GIVEN ENTRIES:
┏━━
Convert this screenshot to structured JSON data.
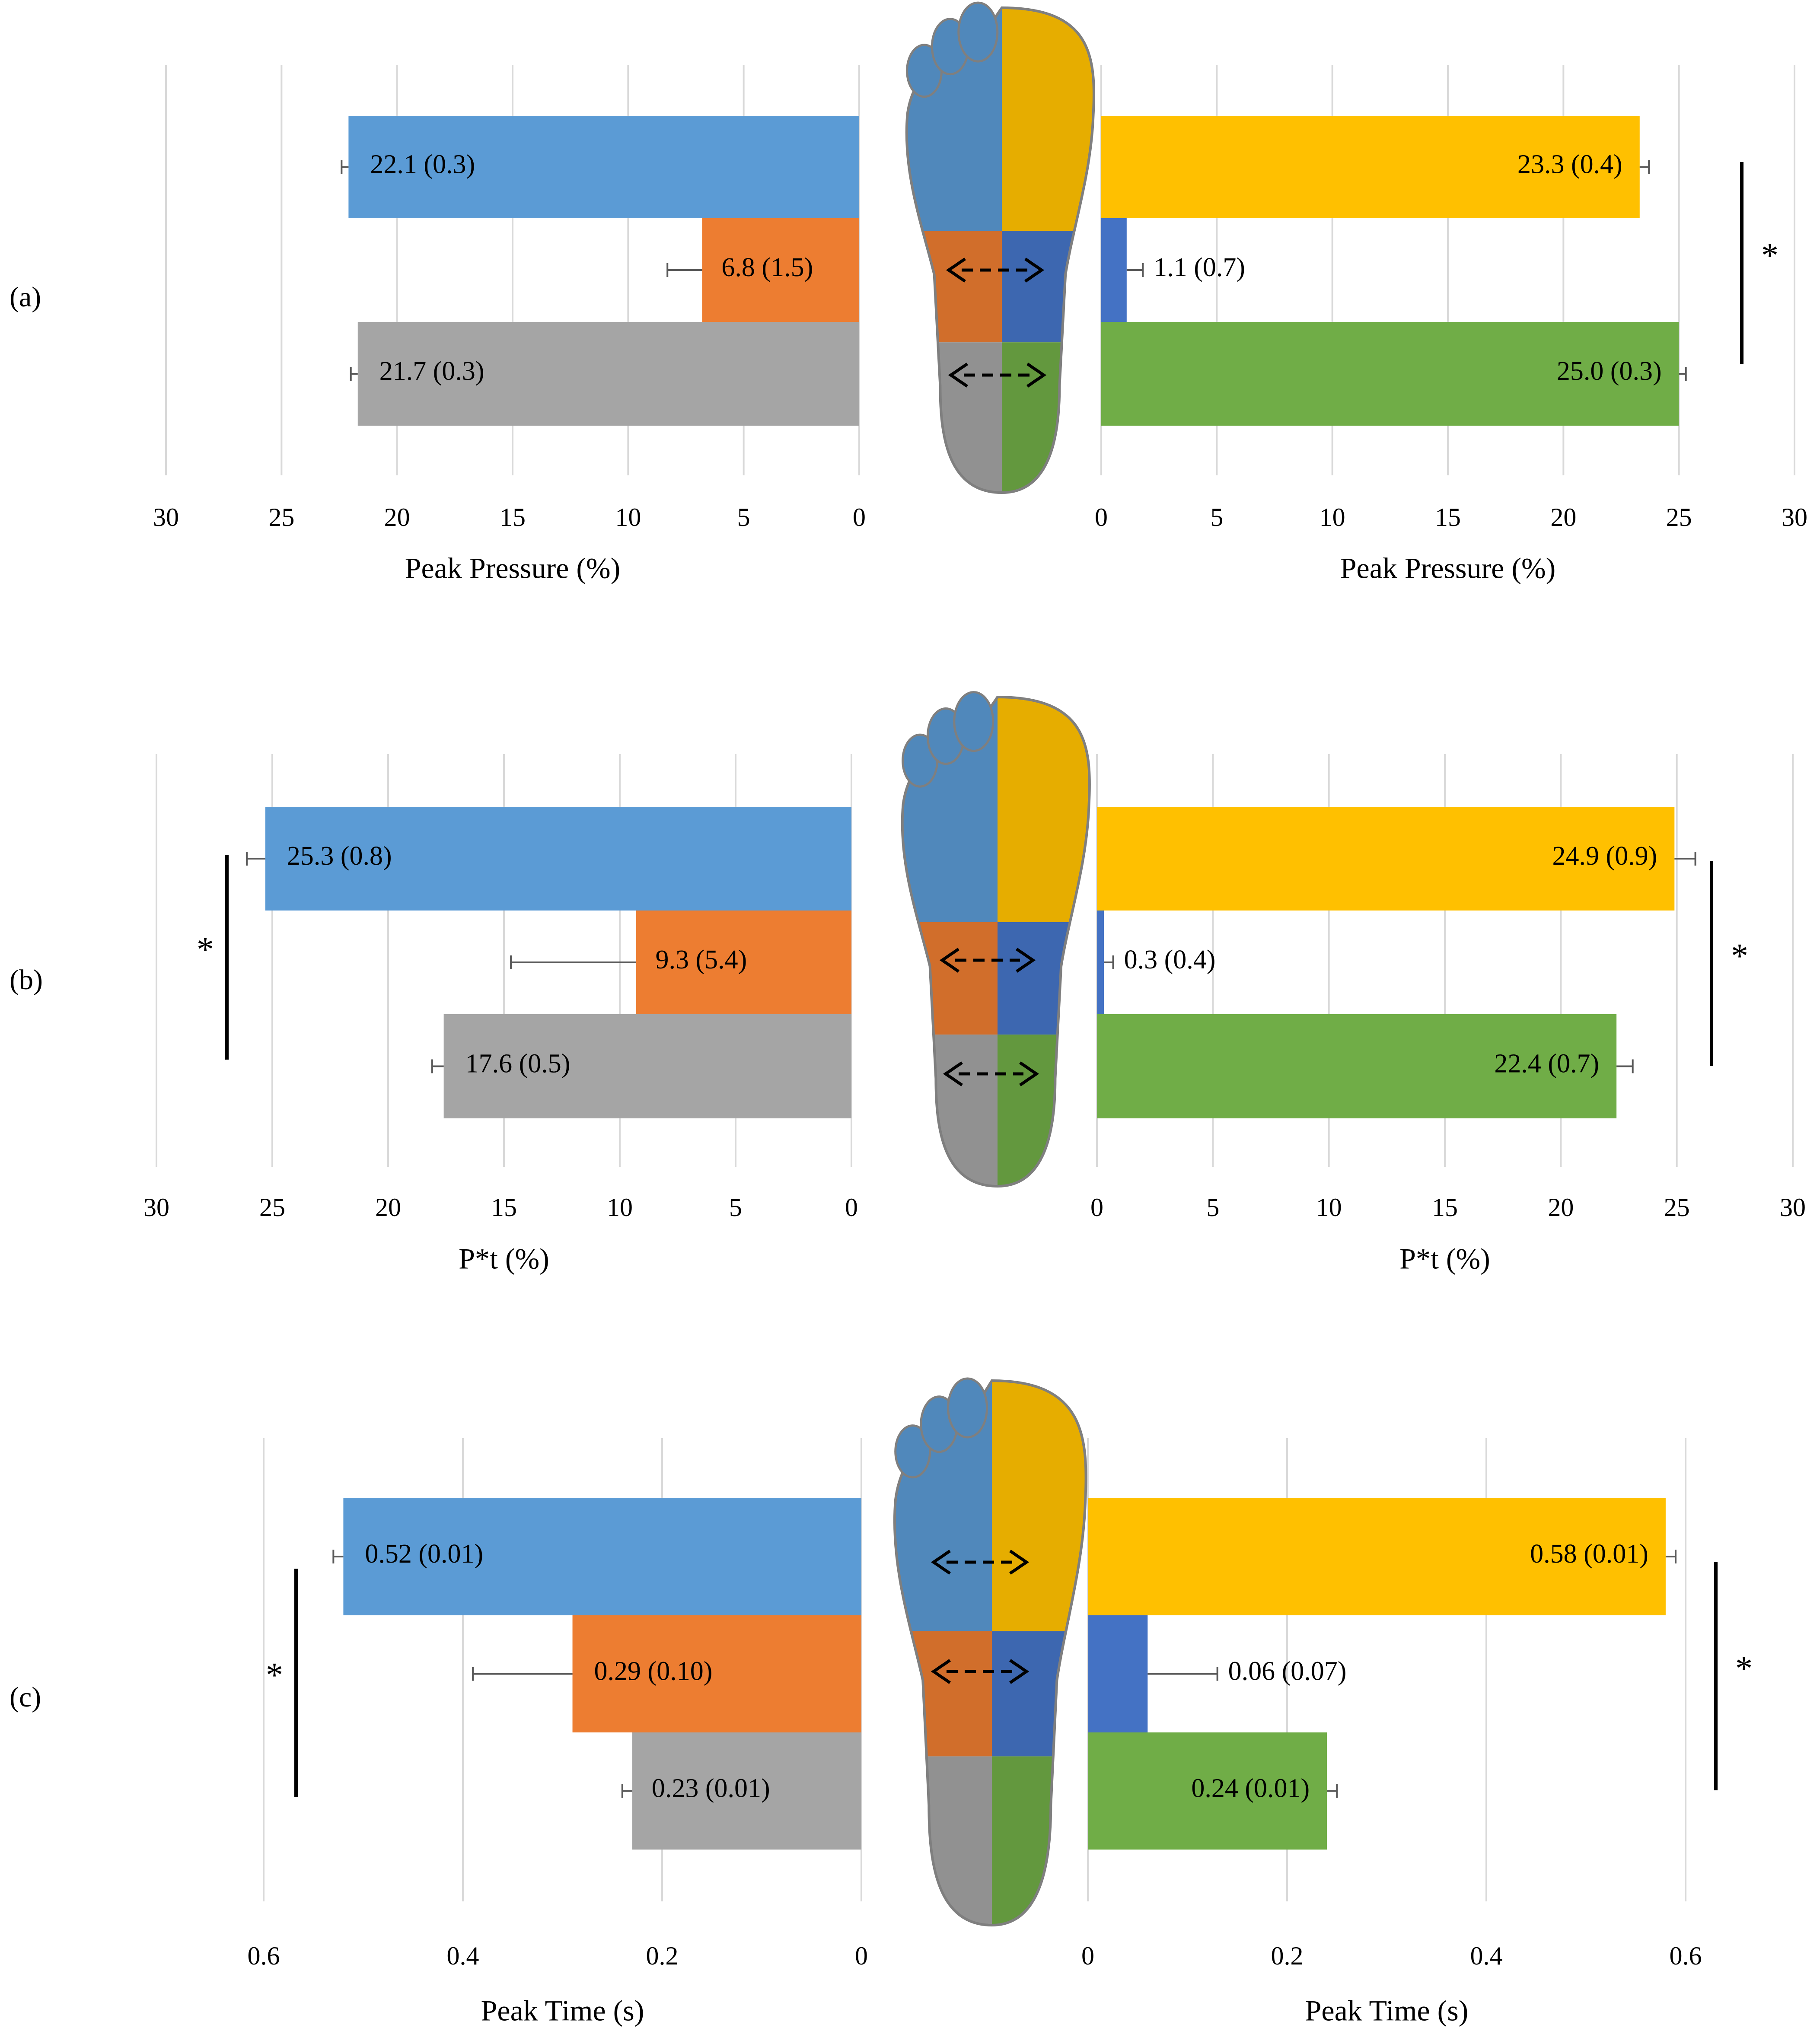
{
  "panel_labels": [
    "(a)",
    "(b)",
    "(c)"
  ],
  "colors": {
    "forefoot_medial": "#5B9BD5",
    "midfoot_medial": "#ED7D31",
    "rearfoot_medial": "#A5A5A5",
    "forefoot_lateral": "#FFC000",
    "midfoot_lateral": "#4472C4",
    "rearfoot_lateral": "#70AD47",
    "grid": "#D9D9D9",
    "text": "#000000"
  },
  "icons": [
    "foot-pressure-map-icon",
    "comparison-arrow-icon"
  ],
  "chart_data": [
    {
      "type": "bar",
      "orientation": "horizontal",
      "panel": "(a)",
      "side": "left",
      "xlabel": "Peak Pressure (%)",
      "xlim": [
        0,
        30
      ],
      "x_reversed": true,
      "ticks": [
        0,
        5,
        10,
        15,
        20,
        25,
        30
      ],
      "grid": true,
      "values": [
        22.1,
        6.8,
        21.7
      ],
      "errors": [
        0.3,
        1.5,
        0.3
      ],
      "labels": [
        "22.1 (0.3)",
        "6.8 (1.5)",
        "21.7 (0.3)"
      ],
      "colors": [
        "#5B9BD5",
        "#ED7D31",
        "#A5A5A5"
      ],
      "significance": null
    },
    {
      "type": "bar",
      "orientation": "horizontal",
      "panel": "(a)",
      "side": "right",
      "xlabel": "Peak Pressure (%)",
      "xlim": [
        0,
        30
      ],
      "x_reversed": false,
      "ticks": [
        0,
        5,
        10,
        15,
        20,
        25,
        30
      ],
      "grid": true,
      "values": [
        23.3,
        1.1,
        25.0
      ],
      "errors": [
        0.4,
        0.7,
        0.3
      ],
      "labels": [
        "23.3 (0.4)",
        "1.1 (0.7)",
        "25.0 (0.3)"
      ],
      "colors": [
        "#FFC000",
        "#4472C4",
        "#70AD47"
      ],
      "significance": "*"
    },
    {
      "type": "bar",
      "orientation": "horizontal",
      "panel": "(b)",
      "side": "left",
      "xlabel": "P*t (%)",
      "xlim": [
        0,
        30
      ],
      "x_reversed": true,
      "ticks": [
        0,
        5,
        10,
        15,
        20,
        25,
        30
      ],
      "grid": true,
      "values": [
        25.3,
        9.3,
        17.6
      ],
      "errors": [
        0.8,
        5.4,
        0.5
      ],
      "labels": [
        "25.3 (0.8)",
        "9.3 (5.4)",
        "17.6 (0.5)"
      ],
      "colors": [
        "#5B9BD5",
        "#ED7D31",
        "#A5A5A5"
      ],
      "significance": "*"
    },
    {
      "type": "bar",
      "orientation": "horizontal",
      "panel": "(b)",
      "side": "right",
      "xlabel": "P*t (%)",
      "xlim": [
        0,
        30
      ],
      "x_reversed": false,
      "ticks": [
        0,
        5,
        10,
        15,
        20,
        25,
        30
      ],
      "grid": true,
      "values": [
        24.9,
        0.3,
        22.4
      ],
      "errors": [
        0.9,
        0.4,
        0.7
      ],
      "labels": [
        "24.9 (0.9)",
        "0.3 (0.4)",
        "22.4 (0.7)"
      ],
      "colors": [
        "#FFC000",
        "#4472C4",
        "#70AD47"
      ],
      "significance": "*"
    },
    {
      "type": "bar",
      "orientation": "horizontal",
      "panel": "(c)",
      "side": "left",
      "xlabel": "Peak Time (s)",
      "xlim": [
        0,
        0.6
      ],
      "x_reversed": true,
      "ticks": [
        0,
        0.2,
        0.4,
        0.6
      ],
      "grid": true,
      "values": [
        0.52,
        0.29,
        0.23
      ],
      "errors": [
        0.01,
        0.1,
        0.01
      ],
      "labels": [
        "0.52 (0.01)",
        "0.29 (0.10)",
        "0.23 (0.01)"
      ],
      "colors": [
        "#5B9BD5",
        "#ED7D31",
        "#A5A5A5"
      ],
      "significance": "*"
    },
    {
      "type": "bar",
      "orientation": "horizontal",
      "panel": "(c)",
      "side": "right",
      "xlabel": "Peak Time (s)",
      "xlim": [
        0,
        0.6
      ],
      "x_reversed": false,
      "ticks": [
        0,
        0.2,
        0.4,
        0.6
      ],
      "grid": true,
      "values": [
        0.58,
        0.06,
        0.24
      ],
      "errors": [
        0.01,
        0.07,
        0.01
      ],
      "labels": [
        "0.58 (0.01)",
        "0.06 (0.07)",
        "0.24 (0.01)"
      ],
      "colors": [
        "#FFC000",
        "#4472C4",
        "#70AD47"
      ],
      "significance": "*"
    }
  ]
}
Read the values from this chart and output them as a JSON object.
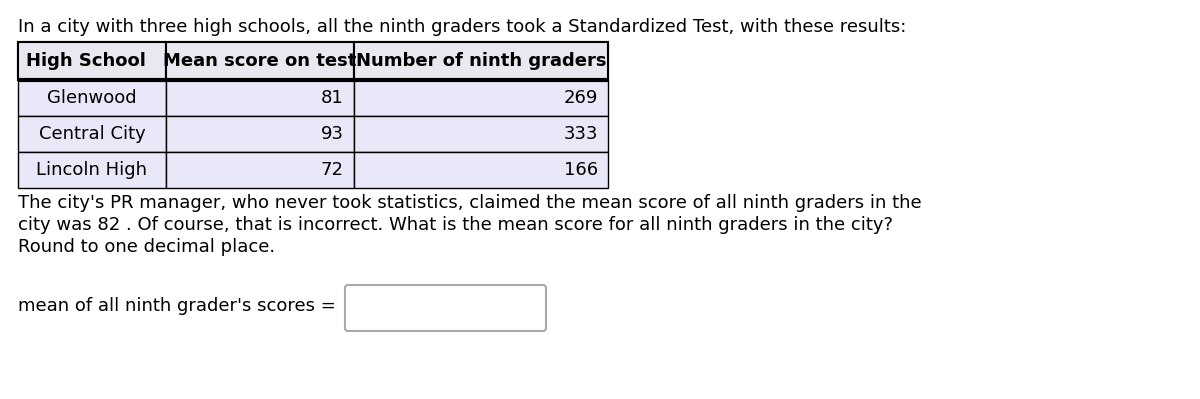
{
  "intro_text": "In a city with three high schools, all the ninth graders took a Standardized Test, with these results:",
  "col_headers": [
    "High School",
    "Mean score on test",
    "Number of ninth graders"
  ],
  "rows": [
    [
      "Glenwood",
      "81",
      "269"
    ],
    [
      "Central City",
      "93",
      "333"
    ],
    [
      "Lincoln High",
      "72",
      "166"
    ]
  ],
  "body_text_line1": "The city's PR manager, who never took statistics, claimed the mean score of all ninth graders in the",
  "body_text_line2": "city was 82 . Of course, that is incorrect. What is the mean score for all ninth graders in the city?",
  "body_text_line3": "Round to one decimal place.",
  "answer_label": "mean of all ninth grader's scores =",
  "header_bg": "#e8e8f0",
  "row_bg": "#e8e8f8",
  "table_border_color": "#000000",
  "header_font_size": 13,
  "body_font_size": 13,
  "background_color": "#ffffff"
}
┗━━
Copy the final portion of the records: every line from the one containing "Read the values" through the last, word for word, without pictures.

IN RESPONSE:
Read the values from this chart and output them as a JSON object.
{
  "intro_text": "In a city with three high schools, all the ninth graders took a Standardized Test, with these results:",
  "col_headers": [
    "High School",
    "Mean score on test",
    "Number of ninth graders"
  ],
  "rows": [
    [
      "Glenwood",
      "81",
      "269"
    ],
    [
      "Central City",
      "93",
      "333"
    ],
    [
      "Lincoln High",
      "72",
      "166"
    ]
  ],
  "body_text_line1": "The city's PR manager, who never took statistics, claimed the mean score of all ninth graders in the",
  "body_text_line2": "city was 82 . Of course, that is incorrect. What is the mean score for all ninth graders in the city?",
  "body_text_line3": "Round to one decimal place.",
  "answer_label": "mean of all ninth grader's scores =",
  "header_bg": "#e8e8f0",
  "row_bg": "#e8e8f8",
  "table_border_color": "#000000",
  "header_font_size": 13,
  "body_font_size": 13,
  "background_color": "#ffffff"
}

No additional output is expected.